** Start **
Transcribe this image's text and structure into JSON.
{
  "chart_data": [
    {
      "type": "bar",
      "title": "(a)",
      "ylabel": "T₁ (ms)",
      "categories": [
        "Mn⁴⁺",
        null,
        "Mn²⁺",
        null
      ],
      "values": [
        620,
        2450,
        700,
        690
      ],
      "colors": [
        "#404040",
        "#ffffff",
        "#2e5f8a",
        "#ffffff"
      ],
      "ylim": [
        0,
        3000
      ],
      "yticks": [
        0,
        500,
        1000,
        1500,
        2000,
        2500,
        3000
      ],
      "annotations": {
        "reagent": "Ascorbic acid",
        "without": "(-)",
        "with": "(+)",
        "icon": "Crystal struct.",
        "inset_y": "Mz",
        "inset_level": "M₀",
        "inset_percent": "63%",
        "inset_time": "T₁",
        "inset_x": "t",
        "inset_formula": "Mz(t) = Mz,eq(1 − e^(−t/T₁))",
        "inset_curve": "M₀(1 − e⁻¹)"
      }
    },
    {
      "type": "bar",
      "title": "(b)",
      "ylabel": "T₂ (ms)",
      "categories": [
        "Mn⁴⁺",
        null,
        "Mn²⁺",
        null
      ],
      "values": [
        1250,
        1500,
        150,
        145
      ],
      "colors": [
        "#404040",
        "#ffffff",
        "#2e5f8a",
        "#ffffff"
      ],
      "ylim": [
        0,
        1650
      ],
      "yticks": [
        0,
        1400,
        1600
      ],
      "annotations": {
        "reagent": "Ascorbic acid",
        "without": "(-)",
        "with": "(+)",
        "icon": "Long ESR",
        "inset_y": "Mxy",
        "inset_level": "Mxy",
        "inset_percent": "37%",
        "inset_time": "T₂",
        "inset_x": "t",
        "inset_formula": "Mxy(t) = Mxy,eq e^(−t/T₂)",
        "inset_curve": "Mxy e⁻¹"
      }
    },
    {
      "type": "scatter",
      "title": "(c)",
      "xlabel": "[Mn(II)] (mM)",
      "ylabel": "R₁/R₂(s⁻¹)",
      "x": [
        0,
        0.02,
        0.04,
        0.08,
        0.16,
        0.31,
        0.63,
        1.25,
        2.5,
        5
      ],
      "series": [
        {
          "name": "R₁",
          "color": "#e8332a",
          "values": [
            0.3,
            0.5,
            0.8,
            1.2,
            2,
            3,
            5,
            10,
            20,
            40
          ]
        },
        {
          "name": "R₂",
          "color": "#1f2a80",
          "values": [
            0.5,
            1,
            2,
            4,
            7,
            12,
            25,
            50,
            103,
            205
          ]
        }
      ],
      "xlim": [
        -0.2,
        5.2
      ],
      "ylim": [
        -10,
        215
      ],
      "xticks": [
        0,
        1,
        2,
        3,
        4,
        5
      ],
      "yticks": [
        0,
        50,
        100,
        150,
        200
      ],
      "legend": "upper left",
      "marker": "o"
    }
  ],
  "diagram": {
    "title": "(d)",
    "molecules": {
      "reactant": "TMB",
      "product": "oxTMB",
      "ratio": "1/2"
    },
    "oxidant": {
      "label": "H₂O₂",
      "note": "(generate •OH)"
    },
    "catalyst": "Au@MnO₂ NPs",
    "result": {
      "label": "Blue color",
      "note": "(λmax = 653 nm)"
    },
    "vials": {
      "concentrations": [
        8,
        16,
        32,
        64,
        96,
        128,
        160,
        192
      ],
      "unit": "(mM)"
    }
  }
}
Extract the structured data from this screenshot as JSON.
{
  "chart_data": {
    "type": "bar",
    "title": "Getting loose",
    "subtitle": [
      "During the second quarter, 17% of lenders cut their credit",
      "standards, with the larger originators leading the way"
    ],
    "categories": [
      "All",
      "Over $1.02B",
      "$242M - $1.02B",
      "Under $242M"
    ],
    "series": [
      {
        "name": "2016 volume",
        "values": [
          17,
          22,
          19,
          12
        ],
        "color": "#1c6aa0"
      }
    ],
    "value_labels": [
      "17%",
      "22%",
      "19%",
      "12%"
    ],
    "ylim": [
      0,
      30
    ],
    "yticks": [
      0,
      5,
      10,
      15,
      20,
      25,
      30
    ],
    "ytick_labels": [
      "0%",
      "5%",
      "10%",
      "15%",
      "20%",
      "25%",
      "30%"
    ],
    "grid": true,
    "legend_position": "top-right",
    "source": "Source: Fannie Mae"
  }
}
** End **
- EXERCISE TASK
Retype the whole listing, matching it exactly.

- SOLUTION
Transcribe this image's text and structure into JSON.
{
  "chart_data": [
    {
      "type": "bar",
      "title": "(a)",
      "ylabel": "T₁ (ms)",
      "categories": [
        "Mn⁴⁺",
        null,
        "Mn²⁺",
        null
      ],
      "values": [
        620,
        2450,
        700,
        690
      ],
      "colors": [
        "#404040",
        "#ffffff",
        "#2e5f8a",
        "#ffffff"
      ],
      "ylim": [
        0,
        3000
      ],
      "yticks": [
        0,
        500,
        1000,
        1500,
        2000,
        2500,
        3000
      ],
      "annotations": {
        "reagent": "Ascorbic acid",
        "without": "(-)",
        "with": "(+)",
        "icon": "Crystal struct.",
        "inset_y": "Mz",
        "inset_level": "M₀",
        "inset_percent": "63%",
        "inset_time": "T₁",
        "inset_x": "t",
        "inset_formula": "Mz(t) = Mz,eq(1 − e^(−t/T₁))",
        "inset_curve": "M₀(1 − e⁻¹)"
      }
    },
    {
      "type": "bar",
      "title": "(b)",
      "ylabel": "T₂ (ms)",
      "categories": [
        "Mn⁴⁺",
        null,
        "Mn²⁺",
        null
      ],
      "values": [
        1250,
        1500,
        150,
        145
      ],
      "colors": [
        "#404040",
        "#ffffff",
        "#2e5f8a",
        "#ffffff"
      ],
      "ylim": [
        0,
        1650
      ],
      "yticks": [
        0,
        1400,
        1600
      ],
      "annotations": {
        "reagent": "Ascorbic acid",
        "without": "(-)",
        "with": "(+)",
        "icon": "Long ESR",
        "inset_y": "Mxy",
        "inset_level": "Mxy",
        "inset_percent": "37%",
        "inset_time": "T₂",
        "inset_x": "t",
        "inset_formula": "Mxy(t) = Mxy,eq e^(−t/T₂)",
        "inset_curve": "Mxy e⁻¹"
      }
    },
    {
      "type": "scatter",
      "title": "(c)",
      "xlabel": "[Mn(II)] (mM)",
      "ylabel": "R₁/R₂(s⁻¹)",
      "x": [
        0,
        0.02,
        0.04,
        0.08,
        0.16,
        0.31,
        0.63,
        1.25,
        2.5,
        5
      ],
      "series": [
        {
          "name": "R₁",
          "color": "#e8332a",
          "values": [
            0.3,
            0.5,
            0.8,
            1.2,
            2,
            3,
            5,
            10,
            20,
            40
          ]
        },
        {
          "name": "R₂",
          "color": "#1f2a80",
          "values": [
            0.5,
            1,
            2,
            4,
            7,
            12,
            25,
            50,
            103,
            205
          ]
        }
      ],
      "xlim": [
        -0.2,
        5.2
      ],
      "ylim": [
        -10,
        215
      ],
      "xticks": [
        0,
        1,
        2,
        3,
        4,
        5
      ],
      "yticks": [
        0,
        50,
        100,
        150,
        200
      ],
      "legend": "upper left",
      "marker": "o"
    }
  ],
  "diagram": {
    "title": "(d)",
    "molecules": {
      "reactant": "TMB",
      "product": "oxTMB",
      "ratio": "1/2"
    },
    "oxidant": {
      "label": "H₂O₂",
      "note": "(generate •OH)"
    },
    "catalyst": "Au@MnO₂ NPs",
    "result": {
      "label": "Blue color",
      "note": "(λmax = 653 nm)"
    },
    "vials": {
      "concentrations": [
        8,
        16,
        32,
        64,
        96,
        128,
        160,
        192
      ],
      "unit": "(mM)"
    }
  }
}
Extract the structured data from this screenshot as JSON.
{
  "chart_data": {
    "type": "bar",
    "title": "Getting loose",
    "subtitle": [
      "During the second quarter, 17% of lenders cut their credit",
      "standards, with the larger originators leading the way"
    ],
    "categories": [
      "All",
      "Over $1.02B",
      "$242M - $1.02B",
      "Under $242M"
    ],
    "series": [
      {
        "name": "2016 volume",
        "values": [
          17,
          22,
          19,
          12
        ],
        "color": "#1c6aa0"
      }
    ],
    "value_labels": [
      "17%",
      "22%",
      "19%",
      "12%"
    ],
    "ylim": [
      0,
      30
    ],
    "yticks": [
      0,
      5,
      10,
      15,
      20,
      25,
      30
    ],
    "ytick_labels": [
      "0%",
      "5%",
      "10%",
      "15%",
      "20%",
      "25%",
      "30%"
    ],
    "grid": true,
    "legend_position": "top-right",
    "source": "Source: Fannie Mae"
  }
}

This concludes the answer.